→ **Dataset entries**:
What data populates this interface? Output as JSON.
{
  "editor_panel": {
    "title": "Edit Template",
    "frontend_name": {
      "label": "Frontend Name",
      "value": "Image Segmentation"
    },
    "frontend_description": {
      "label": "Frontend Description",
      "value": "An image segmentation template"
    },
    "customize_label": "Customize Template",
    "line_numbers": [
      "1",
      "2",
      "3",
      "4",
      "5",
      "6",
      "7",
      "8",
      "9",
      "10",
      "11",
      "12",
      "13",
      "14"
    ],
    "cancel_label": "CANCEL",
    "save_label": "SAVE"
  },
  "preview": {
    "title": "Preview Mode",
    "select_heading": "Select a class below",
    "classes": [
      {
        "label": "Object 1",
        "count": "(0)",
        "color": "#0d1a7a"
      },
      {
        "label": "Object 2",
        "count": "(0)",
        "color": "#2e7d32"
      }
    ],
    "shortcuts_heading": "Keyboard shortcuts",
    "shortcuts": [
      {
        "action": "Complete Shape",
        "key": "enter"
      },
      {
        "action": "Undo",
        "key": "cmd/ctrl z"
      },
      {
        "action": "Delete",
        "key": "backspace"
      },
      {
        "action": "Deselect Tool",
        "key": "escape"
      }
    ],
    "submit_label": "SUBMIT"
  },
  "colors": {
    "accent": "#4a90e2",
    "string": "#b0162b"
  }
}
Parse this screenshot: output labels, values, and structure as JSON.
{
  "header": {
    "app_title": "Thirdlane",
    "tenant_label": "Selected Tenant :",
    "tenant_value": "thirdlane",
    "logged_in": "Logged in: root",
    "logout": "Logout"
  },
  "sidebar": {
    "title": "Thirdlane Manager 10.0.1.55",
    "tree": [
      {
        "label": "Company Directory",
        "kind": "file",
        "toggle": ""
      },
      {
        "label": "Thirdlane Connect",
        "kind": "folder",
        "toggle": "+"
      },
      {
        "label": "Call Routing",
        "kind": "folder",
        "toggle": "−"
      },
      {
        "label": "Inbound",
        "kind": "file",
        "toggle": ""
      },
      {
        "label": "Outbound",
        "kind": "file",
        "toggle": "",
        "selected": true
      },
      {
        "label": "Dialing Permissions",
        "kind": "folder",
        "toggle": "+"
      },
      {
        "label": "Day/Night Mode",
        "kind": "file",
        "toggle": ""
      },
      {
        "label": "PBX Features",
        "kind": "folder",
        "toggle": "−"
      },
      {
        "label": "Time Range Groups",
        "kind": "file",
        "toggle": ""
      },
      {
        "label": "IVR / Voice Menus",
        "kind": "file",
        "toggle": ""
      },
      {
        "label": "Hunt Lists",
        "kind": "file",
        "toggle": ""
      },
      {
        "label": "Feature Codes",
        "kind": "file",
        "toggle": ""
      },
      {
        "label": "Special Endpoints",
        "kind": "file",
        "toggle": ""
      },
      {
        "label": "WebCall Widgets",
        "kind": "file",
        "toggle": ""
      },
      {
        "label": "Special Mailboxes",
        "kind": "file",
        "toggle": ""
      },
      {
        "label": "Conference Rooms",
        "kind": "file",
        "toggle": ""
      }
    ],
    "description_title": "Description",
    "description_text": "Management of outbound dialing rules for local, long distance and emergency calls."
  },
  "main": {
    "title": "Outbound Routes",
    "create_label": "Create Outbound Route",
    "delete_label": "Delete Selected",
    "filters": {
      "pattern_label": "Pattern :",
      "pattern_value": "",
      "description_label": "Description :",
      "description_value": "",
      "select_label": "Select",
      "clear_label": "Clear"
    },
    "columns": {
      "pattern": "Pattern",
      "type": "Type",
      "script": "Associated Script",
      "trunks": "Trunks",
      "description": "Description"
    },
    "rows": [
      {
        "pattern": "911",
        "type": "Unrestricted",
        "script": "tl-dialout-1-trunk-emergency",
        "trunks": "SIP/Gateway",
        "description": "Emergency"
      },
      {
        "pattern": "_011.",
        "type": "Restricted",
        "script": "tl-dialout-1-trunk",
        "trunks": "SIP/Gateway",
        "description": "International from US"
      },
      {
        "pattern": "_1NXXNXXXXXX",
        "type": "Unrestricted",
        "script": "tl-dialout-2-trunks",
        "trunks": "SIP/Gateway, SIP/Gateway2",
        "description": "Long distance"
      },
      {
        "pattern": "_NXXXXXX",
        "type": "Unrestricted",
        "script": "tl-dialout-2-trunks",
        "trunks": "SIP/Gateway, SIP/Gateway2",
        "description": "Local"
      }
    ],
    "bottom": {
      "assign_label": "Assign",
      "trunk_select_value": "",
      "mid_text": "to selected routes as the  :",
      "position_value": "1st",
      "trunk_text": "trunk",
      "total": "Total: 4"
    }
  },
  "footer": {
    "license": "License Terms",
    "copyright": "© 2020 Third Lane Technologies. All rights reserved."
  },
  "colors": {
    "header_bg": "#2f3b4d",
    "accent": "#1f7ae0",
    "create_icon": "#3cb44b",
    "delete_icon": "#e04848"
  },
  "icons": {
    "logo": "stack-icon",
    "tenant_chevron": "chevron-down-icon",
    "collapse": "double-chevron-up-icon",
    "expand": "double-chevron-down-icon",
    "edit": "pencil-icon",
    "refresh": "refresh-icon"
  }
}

→ **Aim**: Write out all of the records once more, exactly.

→ **Output of the task**:
What data populates this interface? Output as JSON.
{
  "editor_panel": {
    "title": "Edit Template",
    "frontend_name": {
      "label": "Frontend Name",
      "value": "Image Segmentation"
    },
    "frontend_description": {
      "label": "Frontend Description",
      "value": "An image segmentation template"
    },
    "customize_label": "Customize Template",
    "line_numbers": [
      "1",
      "2",
      "3",
      "4",
      "5",
      "6",
      "7",
      "8",
      "9",
      "10",
      "11",
      "12",
      "13",
      "14"
    ],
    "cancel_label": "CANCEL",
    "save_label": "SAVE"
  },
  "preview": {
    "title": "Preview Mode",
    "select_heading": "Select a class below",
    "classes": [
      {
        "label": "Object 1",
        "count": "(0)",
        "color": "#0d1a7a"
      },
      {
        "label": "Object 2",
        "count": "(0)",
        "color": "#2e7d32"
      }
    ],
    "shortcuts_heading": "Keyboard shortcuts",
    "shortcuts": [
      {
        "action": "Complete Shape",
        "key": "enter"
      },
      {
        "action": "Undo",
        "key": "cmd/ctrl z"
      },
      {
        "action": "Delete",
        "key": "backspace"
      },
      {
        "action": "Deselect Tool",
        "key": "escape"
      }
    ],
    "submit_label": "SUBMIT"
  },
  "colors": {
    "accent": "#4a90e2",
    "string": "#b0162b"
  }
}
Parse this screenshot: output labels, values, and structure as JSON.
{
  "header": {
    "app_title": "Thirdlane",
    "tenant_label": "Selected Tenant :",
    "tenant_value": "thirdlane",
    "logged_in": "Logged in: root",
    "logout": "Logout"
  },
  "sidebar": {
    "title": "Thirdlane Manager 10.0.1.55",
    "tree": [
      {
        "label": "Company Directory",
        "kind": "file",
        "toggle": ""
      },
      {
        "label": "Thirdlane Connect",
        "kind": "folder",
        "toggle": "+"
      },
      {
        "label": "Call Routing",
        "kind": "folder",
        "toggle": "−"
      },
      {
        "label": "Inbound",
        "kind": "file",
        "toggle": ""
      },
      {
        "label": "Outbound",
        "kind": "file",
        "toggle": "",
        "selected": true
      },
      {
        "label": "Dialing Permissions",
        "kind": "folder",
        "toggle": "+"
      },
      {
        "label": "Day/Night Mode",
        "kind": "file",
        "toggle": ""
      },
      {
        "label": "PBX Features",
        "kind": "folder",
        "toggle": "−"
      },
      {
        "label": "Time Range Groups",
        "kind": "file",
        "toggle": ""
      },
      {
        "label": "IVR / Voice Menus",
        "kind": "file",
        "toggle": ""
      },
      {
        "label": "Hunt Lists",
        "kind": "file",
        "toggle": ""
      },
      {
        "label": "Feature Codes",
        "kind": "file",
        "toggle": ""
      },
      {
        "label": "Special Endpoints",
        "kind": "file",
        "toggle": ""
      },
      {
        "label": "WebCall Widgets",
        "kind": "file",
        "toggle": ""
      },
      {
        "label": "Special Mailboxes",
        "kind": "file",
        "toggle": ""
      },
      {
        "label": "Conference Rooms",
        "kind": "file",
        "toggle": ""
      }
    ],
    "description_title": "Description",
    "description_text": "Management of outbound dialing rules for local, long distance and emergency calls."
  },
  "main": {
    "title": "Outbound Routes",
    "create_label": "Create Outbound Route",
    "delete_label": "Delete Selected",
    "filters": {
      "pattern_label": "Pattern :",
      "pattern_value": "",
      "description_label": "Description :",
      "description_value": "",
      "select_label": "Select",
      "clear_label": "Clear"
    },
    "columns": {
      "pattern": "Pattern",
      "type": "Type",
      "script": "Associated Script",
      "trunks": "Trunks",
      "description": "Description"
    },
    "rows": [
      {
        "pattern": "911",
        "type": "Unrestricted",
        "script": "tl-dialout-1-trunk-emergency",
        "trunks": "SIP/Gateway",
        "description": "Emergency"
      },
      {
        "pattern": "_011.",
        "type": "Restricted",
        "script": "tl-dialout-1-trunk",
        "trunks": "SIP/Gateway",
        "description": "International from US"
      },
      {
        "pattern": "_1NXXNXXXXXX",
        "type": "Unrestricted",
        "script": "tl-dialout-2-trunks",
        "trunks": "SIP/Gateway, SIP/Gateway2",
        "description": "Long distance"
      },
      {
        "pattern": "_NXXXXXX",
        "type": "Unrestricted",
        "script": "tl-dialout-2-trunks",
        "trunks": "SIP/Gateway, SIP/Gateway2",
        "description": "Local"
      }
    ],
    "bottom": {
      "assign_label": "Assign",
      "trunk_select_value": "",
      "mid_text": "to selected routes as the  :",
      "position_value": "1st",
      "trunk_text": "trunk",
      "total": "Total: 4"
    }
  },
  "footer": {
    "license": "License Terms",
    "copyright": "© 2020 Third Lane Technologies. All rights reserved."
  },
  "colors": {
    "header_bg": "#2f3b4d",
    "accent": "#1f7ae0",
    "create_icon": "#3cb44b",
    "delete_icon": "#e04848"
  },
  "icons": {
    "logo": "stack-icon",
    "tenant_chevron": "chevron-down-icon",
    "collapse": "double-chevron-up-icon",
    "expand": "double-chevron-down-icon",
    "edit": "pencil-icon",
    "refresh": "refresh-icon"
  }
}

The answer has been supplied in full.